Given passage:
= = = = = = =
Federal Appeals Court Saves Ministers’ Housing Allowance
The median church in America has 75 regular participants on Sunday mornings. It’s difficult to pay a pastor a living wage—let alone what his college and likely post-graduate degree would call for—plus maintain the church premises and engage in community ministry with the tithes and offerings of the average congregation.
So, I was relieved (along with thousands of churches and pastors across the nation) to see the Unites States Court of Appeals for the Seventh Circuit uphold the constitutionality of the ministers’ housing allowance, aka “parsonage allowance,” in Gaylor v. Mnuchin. The minister’s housing allowance is a federal tax rule that allows a pastor to claim part of his salary as exempt from federal income tax in order to pay for housing, utilities and upkeep of his residence. This affords the small church the ability to hire pastors at a lower salary than the market would otherwise suggest.
The Freedom from Religion Foundation, an atheist/secularist organization that views almost every public benefit to religion as unconstitutional, brought the lawsuit challenging the ministers’ housing allowance. Surely, they argued, a federal tax statute that provides such an exemption must violate the First Amendment’s Establishment Clause because it subsidizes religion!
= = = = = = =
Supplied entries:
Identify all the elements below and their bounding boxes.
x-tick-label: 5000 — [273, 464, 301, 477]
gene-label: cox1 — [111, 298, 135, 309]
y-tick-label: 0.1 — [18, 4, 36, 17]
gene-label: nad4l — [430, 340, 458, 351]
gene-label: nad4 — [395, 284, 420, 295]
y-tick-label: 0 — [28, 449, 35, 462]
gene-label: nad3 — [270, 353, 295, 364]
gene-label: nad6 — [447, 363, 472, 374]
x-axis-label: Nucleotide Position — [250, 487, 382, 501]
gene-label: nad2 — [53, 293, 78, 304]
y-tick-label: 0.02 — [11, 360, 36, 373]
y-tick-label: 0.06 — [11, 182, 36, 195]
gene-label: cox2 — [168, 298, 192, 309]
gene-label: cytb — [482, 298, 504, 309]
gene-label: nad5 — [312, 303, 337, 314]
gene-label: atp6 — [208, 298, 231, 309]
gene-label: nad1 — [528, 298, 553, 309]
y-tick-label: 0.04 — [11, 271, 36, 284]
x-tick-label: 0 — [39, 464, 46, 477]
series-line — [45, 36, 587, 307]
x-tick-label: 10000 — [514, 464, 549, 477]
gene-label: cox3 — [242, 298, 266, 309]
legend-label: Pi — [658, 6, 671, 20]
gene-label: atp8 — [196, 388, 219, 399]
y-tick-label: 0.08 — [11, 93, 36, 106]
= = = = = = =
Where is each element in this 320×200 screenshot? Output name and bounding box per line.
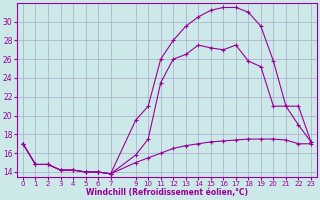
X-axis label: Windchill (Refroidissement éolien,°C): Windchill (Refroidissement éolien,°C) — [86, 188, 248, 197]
= = = = = = =
Instructions:
1 – In the article on the ministers' housing allowance, which organization brought the lawsuit challenging the allowance?
2 – Copy the stretch of the housing allowance article from "So, I was relieved" through "would otherwise suggest.".
3 – Resume the article on the ministers' housing allowance with the sentence that follows its final one, and keep writing.

Answers by task:
1 – The Freedom from Religion Foundation

2 –
So, I was relieved (along with thousands of churches and pastors across the nation) to see the Unites States Court of Appeals for the Seventh Circuit uphold the constitutionality of the ministers’ housing allowance, aka “parsonage allowance,” in Gaylor v. Mnuchin. The minister’s housing allowance is a federal tax rule that allows a pastor to claim part of his salary as exempt from federal income tax in order to pay for housing, utilities and upkeep of his residence. This affords the small church the ability to hire pastors at a lower salary than the market would otherwise suggest.

3 –
The court, however, didn’t see it that way. Tax exemptions for churches in American history even precede the 16th Amendment, passed in 1909, that allowed Congress to levy an income tax. The housing allowance has secular purposes such as treating ministers equally to secular employees (other occupations historically received similar housing allowances), keeping the government from excessive entanglement with religion, and to avoid discriminating between pastors who have their parsonage provided by the church, and pastors who must find and pay for their own living arrangements.
And, as a practical matter, it keeps churches functioning by providing an easy way for cash-strapped congregations to support their pastors.
I know, because I’ve been there. I took a serious pay cut when I left my legal job with a nonprofit organization and entered full-time church ministry. For seven years as an associate pastor at a small church, the faithful struggled to meet the financial support of two pastors plus everything else in the ministry requiring financial outlays. Both my church family and I benefitted from the use of the housing allowance.
The allowance, though a small benefit, helped. Now that I’m no longer in church ministry, I can appreciate the need for the allowance as a matter of public policy. Our nation’s churches meet the needs of the neighborhoods in which they are located in a way that no government program could ever achieve. The housing allowance is a no-brainer way of helping to make that happen.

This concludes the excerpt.